SET TASK:
Reproduce the records below exactly, leaving out any pictures.
— BEGIN GIVEN ENTRIES —
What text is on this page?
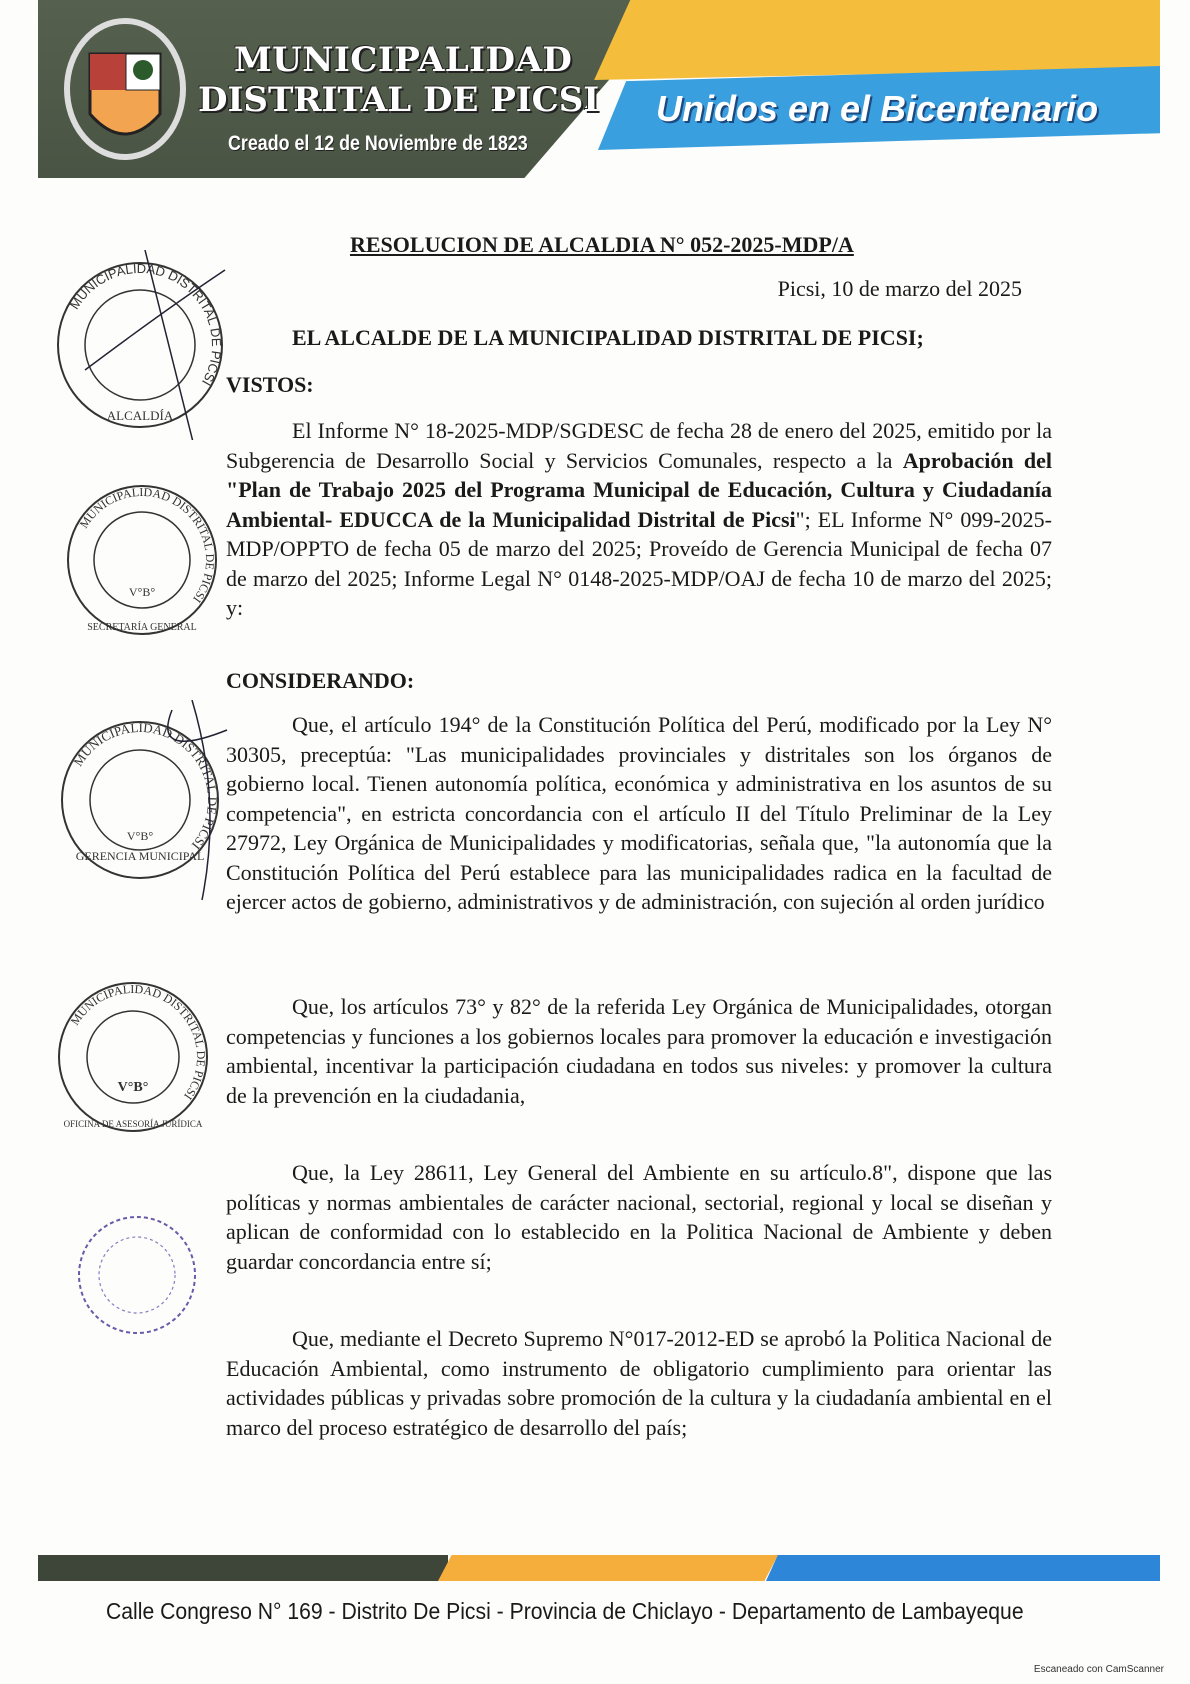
MUNICIPALIDAD
DISTRITAL DE PICSI
Creado el 12 de Noviembre de 1823
Unidos en el Bicentenario
RESOLUCION DE ALCALDIA N° 052-2025-MDP/A
Picsi, 10 de marzo del 2025
EL ALCALDE DE LA MUNICIPALIDAD DISTRITAL DE PICSI;
VISTOS:

El Informe N° 18-2025-MDP/SGDESC de fecha 28 de enero del 2025, emitido por la Subgerencia de Desarrollo Social y Servicios Comunales, respecto a la Aprobación del "Plan de Trabajo 2025 del Programa Municipal de Educación, Cultura y Ciudadanía Ambiental- EDUCCA de la Municipalidad Distrital de Picsi"; EL Informe N° 099-2025-MDP/OPPTO de fecha 05 de marzo del 2025; Proveído de Gerencia Municipal de fecha 07 de marzo del 2025; Informe Legal N° 0148-2025-MDP/OAJ de fecha 10 de marzo del 2025; y:

CONSIDERANDO:

Que, el artículo 194° de la Constitución Política del Perú, modificado por la Ley N° 30305, preceptúa: "Las municipalidades provinciales y distritales son los órganos de gobierno local. Tienen autonomía política, económica y administrativa en los asuntos de su competencia", en estricta concordancia con el artículo II del Título Preliminar de la Ley 27972, Ley Orgánica de Municipalidades y modificatorias, señala que, "la autonomía que la Constitución Política del Perú establece para las municipalidades radica en la facultad de ejercer actos de gobierno, administrativos y de administración, con sujeción al orden jurídico

Que, los artículos 73° y 82° de la referida Ley Orgánica de Municipalidades, otorgan competencias y funciones a los gobiernos locales para promover la educación e investigación ambiental, incentivar la participación ciudadana en todos sus niveles: y promover la cultura de la prevención en la ciudadania,

Que, la Ley 28611, Ley General del Ambiente en su artículo.8", dispone que las políticas y normas ambientales de carácter nacional, sectorial, regional y local se diseñan y aplican de conformidad con lo establecido en la Politica Nacional de Ambiente y deben guardar concordancia entre sí;

Que, mediante el Decreto Supremo N°017-2012-ED se aprobó la Politica Nacional de Educación Ambiental, como instrumento de obligatorio cumplimiento para orientar las actividades públicas y privadas sobre promoción de la cultura y la ciudadanía ambiental en el marco del proceso estratégico de desarrollo del país;

MUNICIPALIDAD DISTRITAL DE PICSI
ALCALDÍA
MUNICIPALIDAD DISTRITAL DE PICSI
V°B°
SECRETARÍA GENERAL
MUNICIPALIDAD DISTRITAL DE PICSI
GERENCIA MUNICIPAL
V°B°
MUNICIPALIDAD DISTRITAL DE PICSI
V°B°
OFICINA DE ASESORÍA JURÍDICA
Calle Congreso N° 169 - Distrito De Picsi - Provincia de Chiclayo - Departamento de Lambayeque
Escaneado con CamScanner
— END GIVEN ENTRIES —
ANSWER TO THIS PROBLEM:
What text is on this page?
MUNICIPALIDAD
DISTRITAL DE PICSI
Creado el 12 de Noviembre de 1823
Unidos en el Bicentenario
RESOLUCION DE ALCALDIA N° 052-2025-MDP/A
Picsi, 10 de marzo del 2025
EL ALCALDE DE LA MUNICIPALIDAD DISTRITAL DE PICSI;
VISTOS:

El Informe N° 18-2025-MDP/SGDESC de fecha 28 de enero del 2025, emitido por la Subgerencia de Desarrollo Social y Servicios Comunales, respecto a la Aprobación del "Plan de Trabajo 2025 del Programa Municipal de Educación, Cultura y Ciudadanía Ambiental- EDUCCA de la Municipalidad Distrital de Picsi"; EL Informe N° 099-2025-MDP/OPPTO de fecha 05 de marzo del 2025; Proveído de Gerencia Municipal de fecha 07 de marzo del 2025; Informe Legal N° 0148-2025-MDP/OAJ de fecha 10 de marzo del 2025; y:

CONSIDERANDO:

Que, el artículo 194° de la Constitución Política del Perú, modificado por la Ley N° 30305, preceptúa: "Las municipalidades provinciales y distritales son los órganos de gobierno local. Tienen autonomía política, económica y administrativa en los asuntos de su competencia", en estricta concordancia con el artículo II del Título Preliminar de la Ley 27972, Ley Orgánica de Municipalidades y modificatorias, señala que, "la autonomía que la Constitución Política del Perú establece para las municipalidades radica en la facultad de ejercer actos de gobierno, administrativos y de administración, con sujeción al orden jurídico

Que, los artículos 73° y 82° de la referida Ley Orgánica de Municipalidades, otorgan competencias y funciones a los gobiernos locales para promover la educación e investigación ambiental, incentivar la participación ciudadana en todos sus niveles: y promover la cultura de la prevención en la ciudadania,

Que, la Ley 28611, Ley General del Ambiente en su artículo.8", dispone que las políticas y normas ambientales de carácter nacional, sectorial, regional y local se diseñan y aplican de conformidad con lo establecido en la Politica Nacional de Ambiente y deben guardar concordancia entre sí;

Que, mediante el Decreto Supremo N°017-2012-ED se aprobó la Politica Nacional de Educación Ambiental, como instrumento de obligatorio cumplimiento para orientar las actividades públicas y privadas sobre promoción de la cultura y la ciudadanía ambiental en el marco del proceso estratégico de desarrollo del país;

MUNICIPALIDAD DISTRITAL DE PICSI
ALCALDÍA
MUNICIPALIDAD DISTRITAL DE PICSI
V°B°
SECRETARÍA GENERAL
MUNICIPALIDAD DISTRITAL DE PICSI
GERENCIA MUNICIPAL
V°B°
MUNICIPALIDAD DISTRITAL DE PICSI
V°B°
OFICINA DE ASESORÍA JURÍDICA
Calle Congreso N° 169 - Distrito De Picsi - Provincia de Chiclayo - Departamento de Lambayeque
Escaneado con CamScanner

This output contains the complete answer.